### What to do
Write out all entries word for word.

### Data
++++++++++++++++++++

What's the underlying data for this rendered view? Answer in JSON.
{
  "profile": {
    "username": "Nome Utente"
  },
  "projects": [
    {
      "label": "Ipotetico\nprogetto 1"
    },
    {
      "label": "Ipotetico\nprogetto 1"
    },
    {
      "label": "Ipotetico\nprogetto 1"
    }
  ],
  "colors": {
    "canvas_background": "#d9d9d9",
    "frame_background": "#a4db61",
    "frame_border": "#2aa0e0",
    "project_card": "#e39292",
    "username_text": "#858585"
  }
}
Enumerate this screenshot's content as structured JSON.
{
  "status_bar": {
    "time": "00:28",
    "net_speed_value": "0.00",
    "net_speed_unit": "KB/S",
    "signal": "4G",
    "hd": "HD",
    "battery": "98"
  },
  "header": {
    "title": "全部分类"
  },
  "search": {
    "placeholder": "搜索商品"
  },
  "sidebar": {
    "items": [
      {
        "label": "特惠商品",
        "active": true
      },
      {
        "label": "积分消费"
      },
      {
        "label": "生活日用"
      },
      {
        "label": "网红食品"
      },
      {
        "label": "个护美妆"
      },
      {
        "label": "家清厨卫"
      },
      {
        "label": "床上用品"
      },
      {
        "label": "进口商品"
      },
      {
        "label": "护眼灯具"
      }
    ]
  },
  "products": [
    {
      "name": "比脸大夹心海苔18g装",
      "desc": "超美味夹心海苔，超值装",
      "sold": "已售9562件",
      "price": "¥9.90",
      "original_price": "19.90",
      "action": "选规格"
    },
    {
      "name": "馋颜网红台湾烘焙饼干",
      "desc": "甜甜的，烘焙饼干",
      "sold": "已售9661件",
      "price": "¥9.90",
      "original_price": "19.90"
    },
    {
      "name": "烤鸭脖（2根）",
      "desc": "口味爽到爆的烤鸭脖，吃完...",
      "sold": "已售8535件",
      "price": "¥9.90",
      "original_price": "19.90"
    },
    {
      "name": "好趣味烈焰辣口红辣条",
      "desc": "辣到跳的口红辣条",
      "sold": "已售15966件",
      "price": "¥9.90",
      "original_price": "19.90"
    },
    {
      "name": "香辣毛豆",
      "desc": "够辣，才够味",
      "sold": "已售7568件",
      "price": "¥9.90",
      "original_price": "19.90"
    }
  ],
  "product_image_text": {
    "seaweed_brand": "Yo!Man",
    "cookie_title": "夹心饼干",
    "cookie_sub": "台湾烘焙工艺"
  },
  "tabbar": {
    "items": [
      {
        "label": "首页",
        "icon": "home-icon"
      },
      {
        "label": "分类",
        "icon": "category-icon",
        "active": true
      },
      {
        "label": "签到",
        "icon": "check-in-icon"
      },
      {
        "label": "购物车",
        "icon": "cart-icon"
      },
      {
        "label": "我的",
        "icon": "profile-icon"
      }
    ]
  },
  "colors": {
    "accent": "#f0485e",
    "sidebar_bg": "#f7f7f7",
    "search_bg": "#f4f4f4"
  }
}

++++++++++++++++++++

### Solution to this task
What's the underlying data for this rendered view? Answer in JSON.
{
  "profile": {
    "username": "Nome Utente"
  },
  "projects": [
    {
      "label": "Ipotetico\nprogetto 1"
    },
    {
      "label": "Ipotetico\nprogetto 1"
    },
    {
      "label": "Ipotetico\nprogetto 1"
    }
  ],
  "colors": {
    "canvas_background": "#d9d9d9",
    "frame_background": "#a4db61",
    "frame_border": "#2aa0e0",
    "project_card": "#e39292",
    "username_text": "#858585"
  }
}
Enumerate this screenshot's content as structured JSON.
{
  "status_bar": {
    "time": "00:28",
    "net_speed_value": "0.00",
    "net_speed_unit": "KB/S",
    "signal": "4G",
    "hd": "HD",
    "battery": "98"
  },
  "header": {
    "title": "全部分类"
  },
  "search": {
    "placeholder": "搜索商品"
  },
  "sidebar": {
    "items": [
      {
        "label": "特惠商品",
        "active": true
      },
      {
        "label": "积分消费"
      },
      {
        "label": "生活日用"
      },
      {
        "label": "网红食品"
      },
      {
        "label": "个护美妆"
      },
      {
        "label": "家清厨卫"
      },
      {
        "label": "床上用品"
      },
      {
        "label": "进口商品"
      },
      {
        "label": "护眼灯具"
      }
    ]
  },
  "products": [
    {
      "name": "比脸大夹心海苔18g装",
      "desc": "超美味夹心海苔，超值装",
      "sold": "已售9562件",
      "price": "¥9.90",
      "original_price": "19.90",
      "action": "选规格"
    },
    {
      "name": "馋颜网红台湾烘焙饼干",
      "desc": "甜甜的，烘焙饼干",
      "sold": "已售9661件",
      "price": "¥9.90",
      "original_price": "19.90"
    },
    {
      "name": "烤鸭脖（2根）",
      "desc": "口味爽到爆的烤鸭脖，吃完...",
      "sold": "已售8535件",
      "price": "¥9.90",
      "original_price": "19.90"
    },
    {
      "name": "好趣味烈焰辣口红辣条",
      "desc": "辣到跳的口红辣条",
      "sold": "已售15966件",
      "price": "¥9.90",
      "original_price": "19.90"
    },
    {
      "name": "香辣毛豆",
      "desc": "够辣，才够味",
      "sold": "已售7568件",
      "price": "¥9.90",
      "original_price": "19.90"
    }
  ],
  "product_image_text": {
    "seaweed_brand": "Yo!Man",
    "cookie_title": "夹心饼干",
    "cookie_sub": "台湾烘焙工艺"
  },
  "tabbar": {
    "items": [
      {
        "label": "首页",
        "icon": "home-icon"
      },
      {
        "label": "分类",
        "icon": "category-icon",
        "active": true
      },
      {
        "label": "签到",
        "icon": "check-in-icon"
      },
      {
        "label": "购物车",
        "icon": "cart-icon"
      },
      {
        "label": "我的",
        "icon": "profile-icon"
      }
    ]
  },
  "colors": {
    "accent": "#f0485e",
    "sidebar_bg": "#f7f7f7",
    "search_bg": "#f4f4f4"
  }
}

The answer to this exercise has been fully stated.